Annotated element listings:
________________________________________

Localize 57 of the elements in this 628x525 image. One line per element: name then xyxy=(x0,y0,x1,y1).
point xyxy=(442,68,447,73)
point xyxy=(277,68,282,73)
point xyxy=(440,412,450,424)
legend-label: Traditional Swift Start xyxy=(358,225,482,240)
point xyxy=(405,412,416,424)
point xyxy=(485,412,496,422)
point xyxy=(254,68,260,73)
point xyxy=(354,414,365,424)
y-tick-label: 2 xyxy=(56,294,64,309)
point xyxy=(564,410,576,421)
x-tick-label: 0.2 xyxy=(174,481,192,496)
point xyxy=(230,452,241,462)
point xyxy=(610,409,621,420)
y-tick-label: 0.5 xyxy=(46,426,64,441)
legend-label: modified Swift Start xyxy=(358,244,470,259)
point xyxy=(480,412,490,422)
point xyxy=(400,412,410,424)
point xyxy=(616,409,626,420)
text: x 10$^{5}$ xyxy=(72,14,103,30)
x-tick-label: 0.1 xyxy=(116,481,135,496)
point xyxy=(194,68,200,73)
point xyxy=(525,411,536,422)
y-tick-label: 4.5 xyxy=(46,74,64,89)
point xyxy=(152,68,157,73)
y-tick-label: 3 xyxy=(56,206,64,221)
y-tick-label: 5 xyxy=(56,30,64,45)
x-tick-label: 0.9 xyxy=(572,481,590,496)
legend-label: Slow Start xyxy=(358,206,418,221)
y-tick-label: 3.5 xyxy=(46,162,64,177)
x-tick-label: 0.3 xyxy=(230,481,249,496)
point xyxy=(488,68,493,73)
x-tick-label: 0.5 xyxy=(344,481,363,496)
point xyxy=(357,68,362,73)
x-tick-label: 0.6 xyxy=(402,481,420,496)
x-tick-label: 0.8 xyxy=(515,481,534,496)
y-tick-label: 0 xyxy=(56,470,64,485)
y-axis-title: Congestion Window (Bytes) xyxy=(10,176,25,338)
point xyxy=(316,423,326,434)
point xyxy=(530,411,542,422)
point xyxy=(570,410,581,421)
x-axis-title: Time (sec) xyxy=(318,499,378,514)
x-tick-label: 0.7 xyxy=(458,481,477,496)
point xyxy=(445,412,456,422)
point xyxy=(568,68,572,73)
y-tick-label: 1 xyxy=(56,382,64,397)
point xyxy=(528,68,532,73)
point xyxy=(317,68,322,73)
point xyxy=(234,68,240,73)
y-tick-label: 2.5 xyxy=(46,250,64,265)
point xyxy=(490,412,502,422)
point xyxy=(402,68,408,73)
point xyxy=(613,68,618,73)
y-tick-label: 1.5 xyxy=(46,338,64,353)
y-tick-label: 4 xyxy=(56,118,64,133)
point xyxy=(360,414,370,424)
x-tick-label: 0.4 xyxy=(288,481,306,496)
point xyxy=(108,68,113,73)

________________________________________

TO DO>
Update the data from the beginning through the line containing "y-tick-label: 0.5 xyxy=(46,426,64,441)", inclusive, replacing "Traditional" with "Standard" and keeping everything else unchanged. Return only those lines.

RESULT OF THIS EXERCISE>
Localize 57 of the elements in this 628x525 image. One line per element: name then xyxy=(x0,y0,x1,y1).
point xyxy=(442,68,447,73)
point xyxy=(277,68,282,73)
point xyxy=(440,412,450,424)
legend-label: Standard Swift Start xyxy=(358,225,482,240)
point xyxy=(405,412,416,424)
point xyxy=(485,412,496,422)
point xyxy=(254,68,260,73)
point xyxy=(354,414,365,424)
y-tick-label: 2 xyxy=(56,294,64,309)
point xyxy=(564,410,576,421)
x-tick-label: 0.2 xyxy=(174,481,192,496)
point xyxy=(230,452,241,462)
point xyxy=(610,409,621,420)
y-tick-label: 0.5 xyxy=(46,426,64,441)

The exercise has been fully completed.